Data listing:
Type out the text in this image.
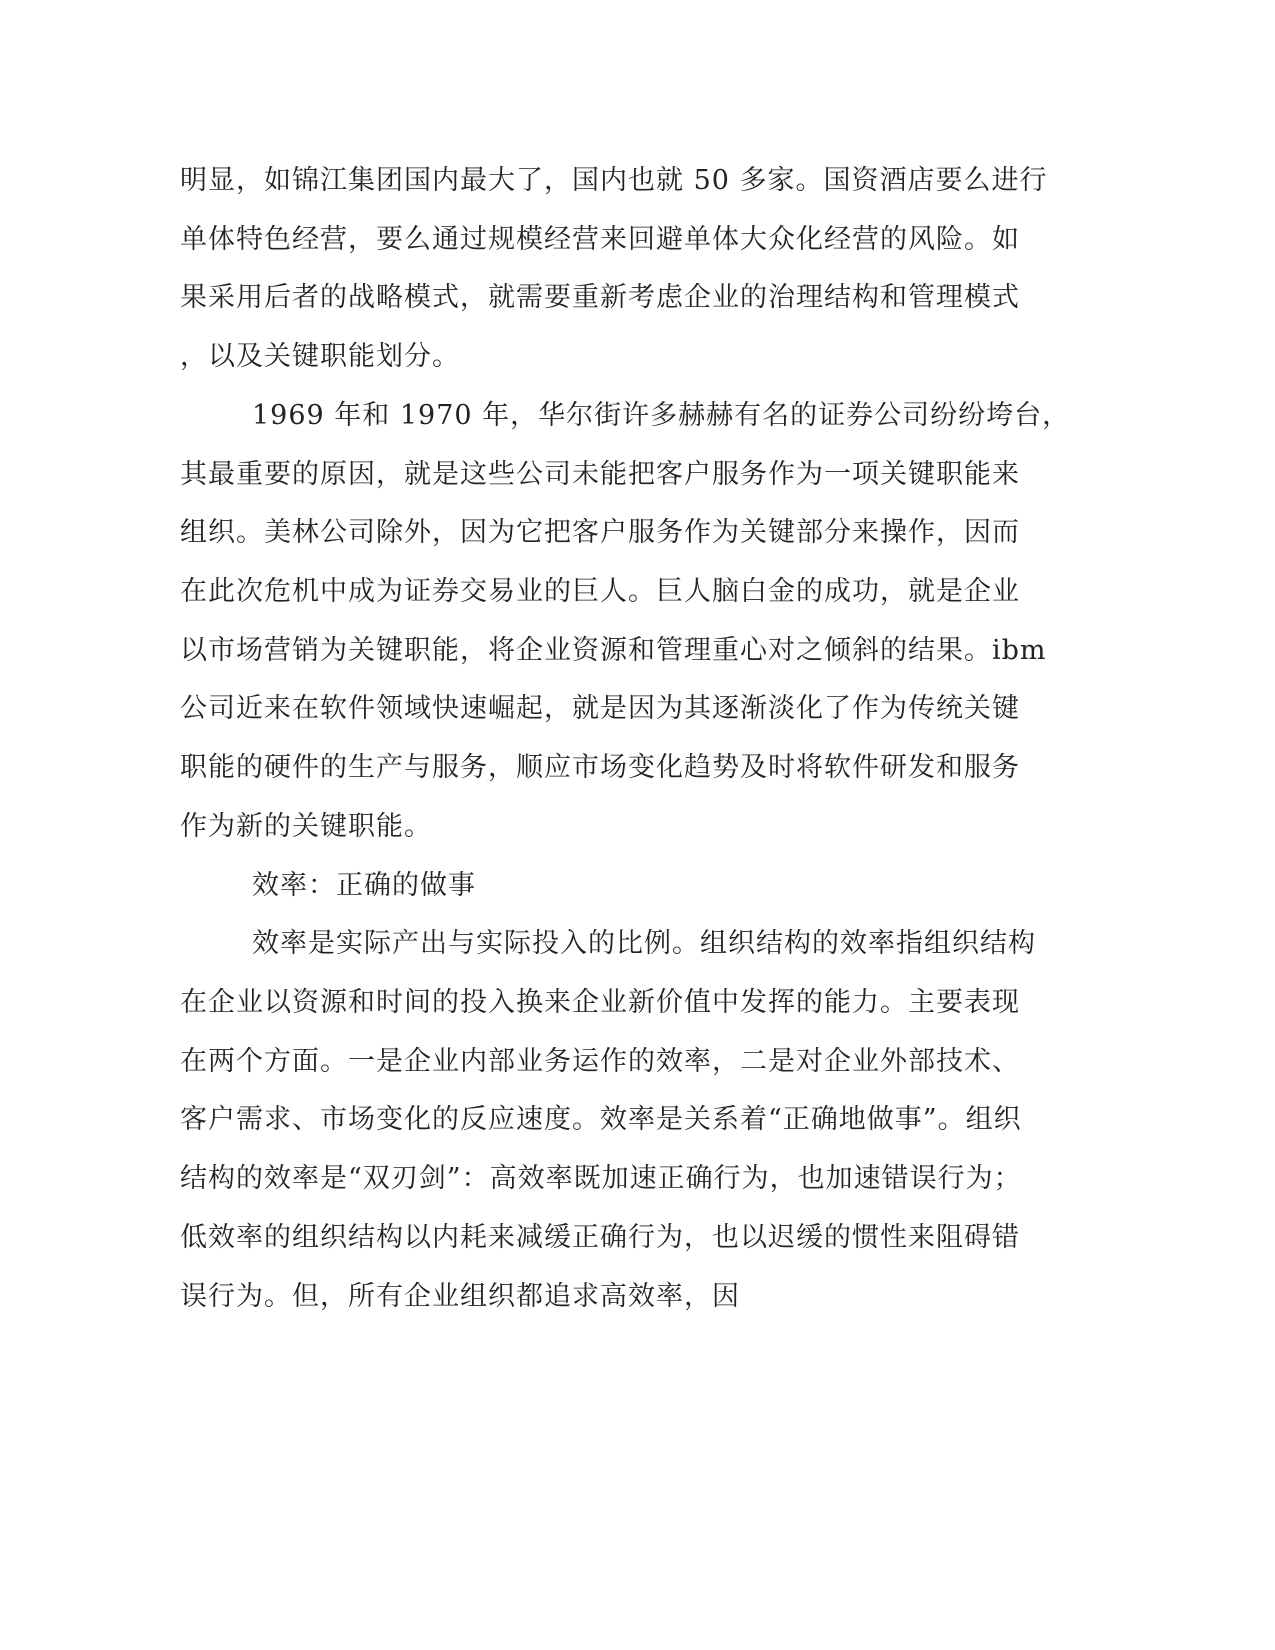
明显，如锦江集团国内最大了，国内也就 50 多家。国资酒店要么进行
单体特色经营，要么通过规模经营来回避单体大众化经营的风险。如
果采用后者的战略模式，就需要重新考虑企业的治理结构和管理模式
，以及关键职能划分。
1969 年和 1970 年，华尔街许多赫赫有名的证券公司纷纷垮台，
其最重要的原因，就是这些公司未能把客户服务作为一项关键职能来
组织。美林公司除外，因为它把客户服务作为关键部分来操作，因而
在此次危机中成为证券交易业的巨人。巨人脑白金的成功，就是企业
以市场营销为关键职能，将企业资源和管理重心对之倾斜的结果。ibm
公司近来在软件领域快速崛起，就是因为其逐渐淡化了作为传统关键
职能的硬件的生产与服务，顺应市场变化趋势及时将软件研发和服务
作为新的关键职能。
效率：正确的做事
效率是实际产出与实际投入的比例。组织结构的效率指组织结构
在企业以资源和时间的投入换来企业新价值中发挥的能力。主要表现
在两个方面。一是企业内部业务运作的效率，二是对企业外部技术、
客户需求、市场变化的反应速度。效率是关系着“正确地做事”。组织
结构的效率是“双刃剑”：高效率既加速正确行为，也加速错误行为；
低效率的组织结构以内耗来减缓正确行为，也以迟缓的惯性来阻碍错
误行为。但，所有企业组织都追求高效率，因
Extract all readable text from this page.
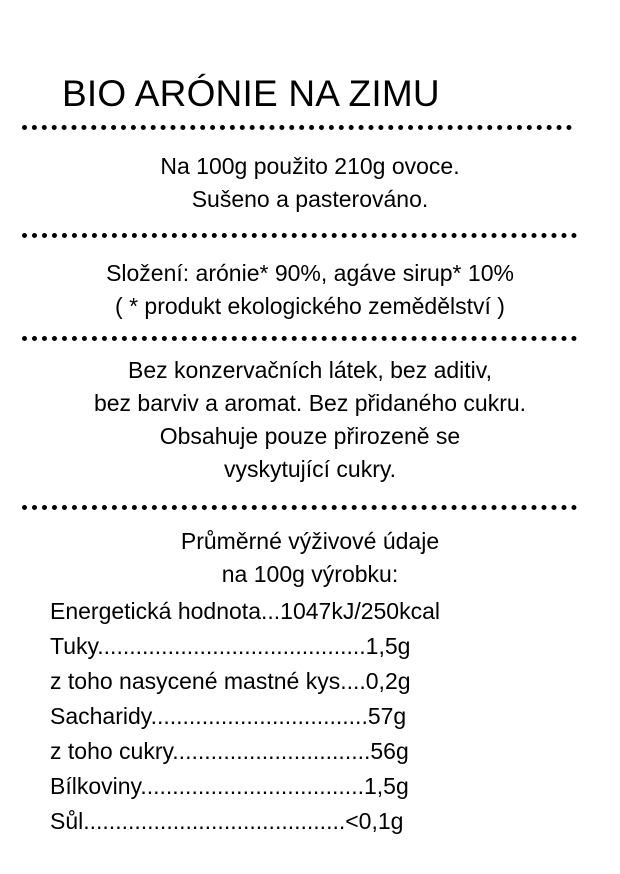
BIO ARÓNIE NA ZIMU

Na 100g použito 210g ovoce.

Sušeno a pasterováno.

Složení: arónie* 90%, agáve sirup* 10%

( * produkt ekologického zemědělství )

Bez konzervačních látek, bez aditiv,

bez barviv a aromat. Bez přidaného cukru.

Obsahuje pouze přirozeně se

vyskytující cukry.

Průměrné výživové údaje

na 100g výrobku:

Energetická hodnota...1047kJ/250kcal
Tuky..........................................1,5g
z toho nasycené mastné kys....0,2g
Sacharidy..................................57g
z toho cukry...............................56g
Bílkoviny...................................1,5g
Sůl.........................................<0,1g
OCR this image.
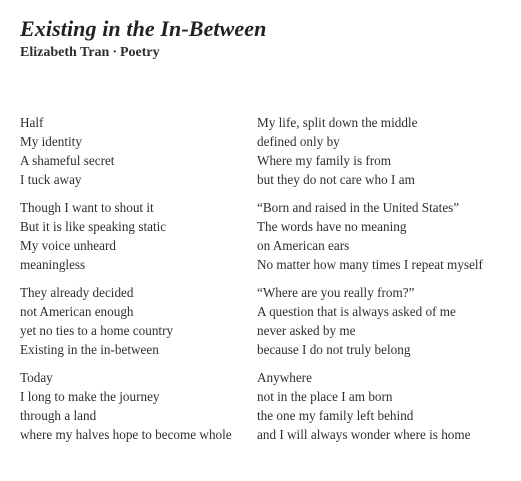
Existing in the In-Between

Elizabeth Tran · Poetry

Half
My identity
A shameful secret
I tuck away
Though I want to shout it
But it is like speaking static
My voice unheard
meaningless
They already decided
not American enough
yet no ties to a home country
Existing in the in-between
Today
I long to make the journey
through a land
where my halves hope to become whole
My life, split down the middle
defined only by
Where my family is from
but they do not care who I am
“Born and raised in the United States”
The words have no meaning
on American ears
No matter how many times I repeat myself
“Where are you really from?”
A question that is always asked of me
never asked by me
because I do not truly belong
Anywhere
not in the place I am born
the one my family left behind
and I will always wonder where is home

### [TASK GOAL]
Take the line that contains "OCR this image." as the first and the last line of the records as the end, and please quote those lines exactly, pictures omitted.

### [RESULT OF THIS TASK]
OCR this image.
Existing in the In-Between

Elizabeth Tran · Poetry

Half
My identity
A shameful secret
I tuck away
Though I want to shout it
But it is like speaking static
My voice unheard
meaningless
They already decided
not American enough
yet no ties to a home country
Existing in the in-between
Today
I long to make the journey
through a land
where my halves hope to become whole
My life, split down the middle
defined only by
Where my family is from
but they do not care who I am
“Born and raised in the United States”
The words have no meaning
on American ears
No matter how many times I repeat myself
“Where are you really from?”
A question that is always asked of me
never asked by me
because I do not truly belong
Anywhere
not in the place I am born
the one my family left behind
and I will always wonder where is home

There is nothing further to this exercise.